Will you give the material below again, every line exactly as it is?

● Material:

## Begin

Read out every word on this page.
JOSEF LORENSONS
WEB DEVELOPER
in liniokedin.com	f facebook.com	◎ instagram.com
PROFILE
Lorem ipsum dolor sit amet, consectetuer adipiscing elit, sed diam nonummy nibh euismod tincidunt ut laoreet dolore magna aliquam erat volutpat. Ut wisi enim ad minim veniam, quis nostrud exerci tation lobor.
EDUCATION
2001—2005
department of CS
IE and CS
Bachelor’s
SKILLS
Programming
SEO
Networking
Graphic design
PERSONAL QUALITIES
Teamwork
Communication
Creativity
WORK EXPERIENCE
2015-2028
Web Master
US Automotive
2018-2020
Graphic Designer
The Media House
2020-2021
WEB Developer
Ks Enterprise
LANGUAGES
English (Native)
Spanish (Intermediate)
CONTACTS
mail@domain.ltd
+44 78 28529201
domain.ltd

## End

● Exercise answer:
Read out every word on this page.
JOSEF LORENSONS
WEB DEVELOPER
in liniokedin.com	f facebook.com	◎ instagram.com
PROFILE
Lorem ipsum dolor sit amet, consectetuer adipiscing elit, sed diam nonummy nibh euismod tincidunt ut laoreet dolore magna aliquam erat volutpat. Ut wisi enim ad minim veniam, quis nostrud exerci tation lobor.
EDUCATION
2001—2005
department of CS
IE and CS
Bachelor’s
SKILLS
Programming
SEO
Networking
Graphic design
PERSONAL QUALITIES
Teamwork
Communication
Creativity
WORK EXPERIENCE
2015-2028
Web Master
US Automotive
2018-2020
Graphic Designer
The Media House
2020-2021
WEB Developer
Ks Enterprise
LANGUAGES
English (Native)
Spanish (Intermediate)
CONTACTS
mail@domain.ltd
+44 78 28529201
domain.ltd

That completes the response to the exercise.